**STORED RECORDS**.
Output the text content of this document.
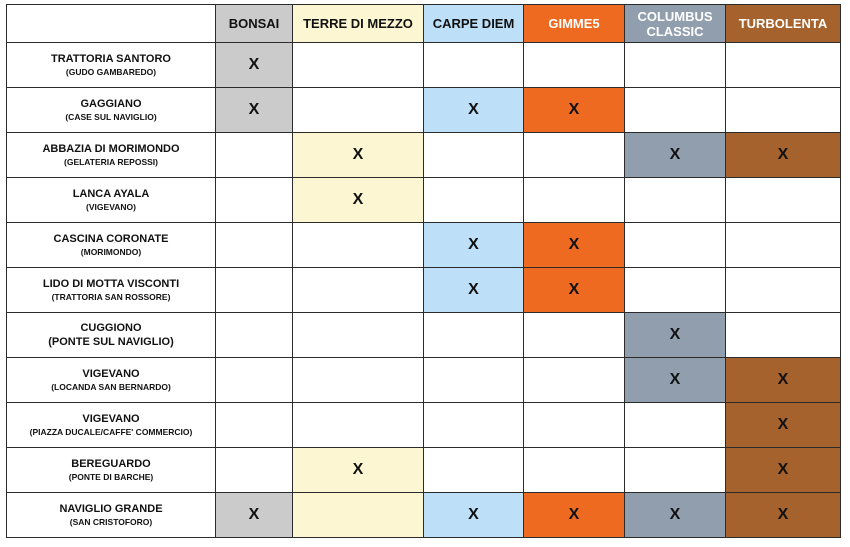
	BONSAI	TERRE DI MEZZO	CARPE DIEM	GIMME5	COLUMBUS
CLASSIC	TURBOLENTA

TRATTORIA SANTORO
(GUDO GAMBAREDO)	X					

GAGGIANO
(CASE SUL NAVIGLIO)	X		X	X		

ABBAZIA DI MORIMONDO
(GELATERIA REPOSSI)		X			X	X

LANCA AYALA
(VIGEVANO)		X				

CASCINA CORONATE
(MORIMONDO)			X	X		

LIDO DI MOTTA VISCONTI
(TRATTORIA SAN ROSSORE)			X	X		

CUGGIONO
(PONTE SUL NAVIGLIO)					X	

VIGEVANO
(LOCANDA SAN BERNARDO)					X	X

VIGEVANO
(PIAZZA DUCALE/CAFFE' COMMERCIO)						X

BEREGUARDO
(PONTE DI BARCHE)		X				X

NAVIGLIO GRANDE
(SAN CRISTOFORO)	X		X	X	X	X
...
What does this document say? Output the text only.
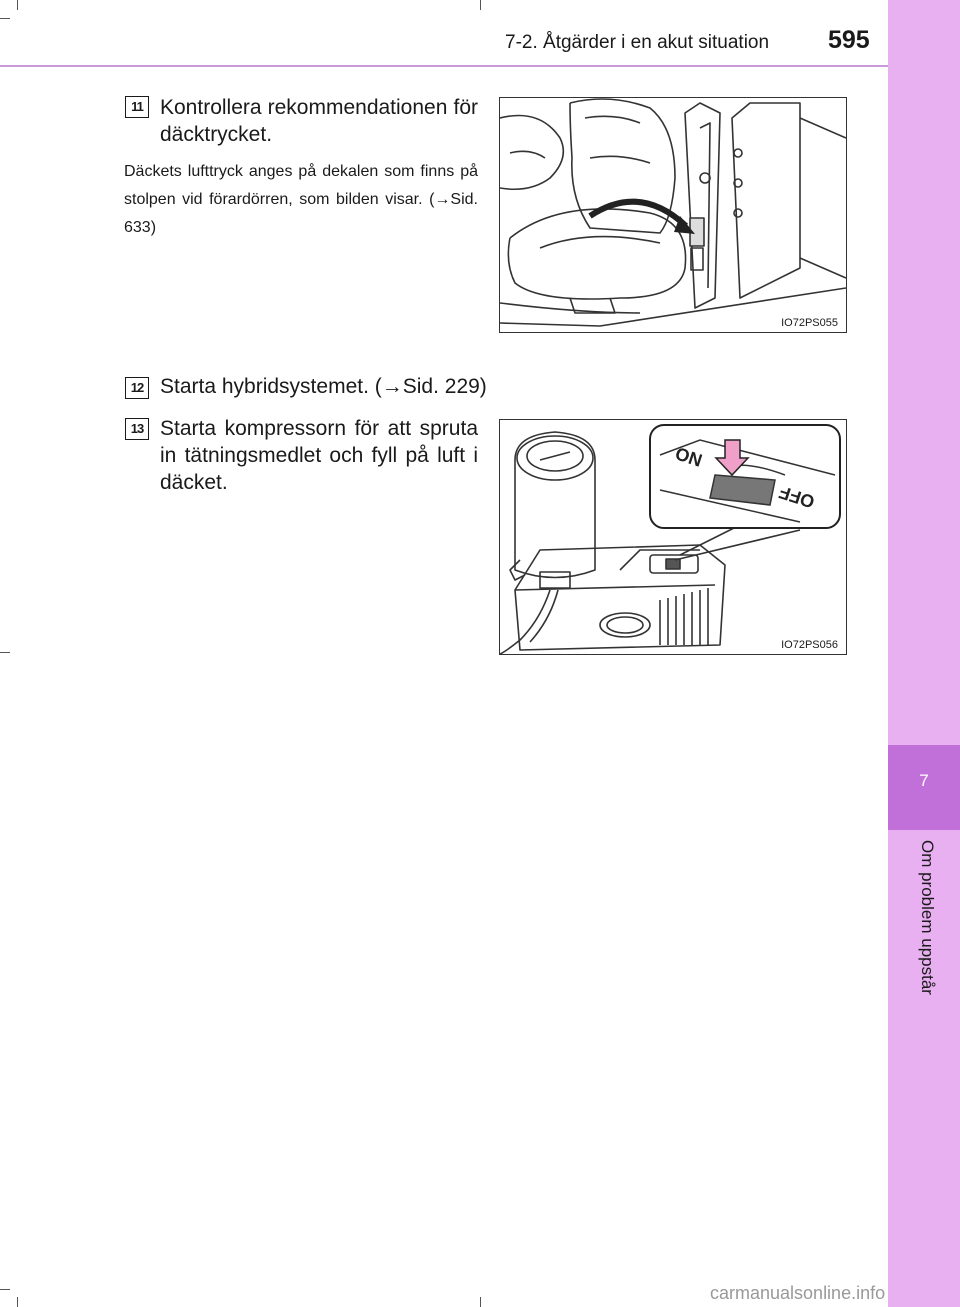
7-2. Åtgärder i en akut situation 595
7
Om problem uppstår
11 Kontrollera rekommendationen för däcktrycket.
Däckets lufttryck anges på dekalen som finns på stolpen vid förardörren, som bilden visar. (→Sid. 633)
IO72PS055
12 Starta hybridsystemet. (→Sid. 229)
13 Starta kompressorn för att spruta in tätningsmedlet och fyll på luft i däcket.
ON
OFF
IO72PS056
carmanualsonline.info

**WORK TO COMPLETE**.
Collect each line holding the string "this".

**FULL RESPONSE**.
Output the text content of this document.
What does this document say? Output the text only.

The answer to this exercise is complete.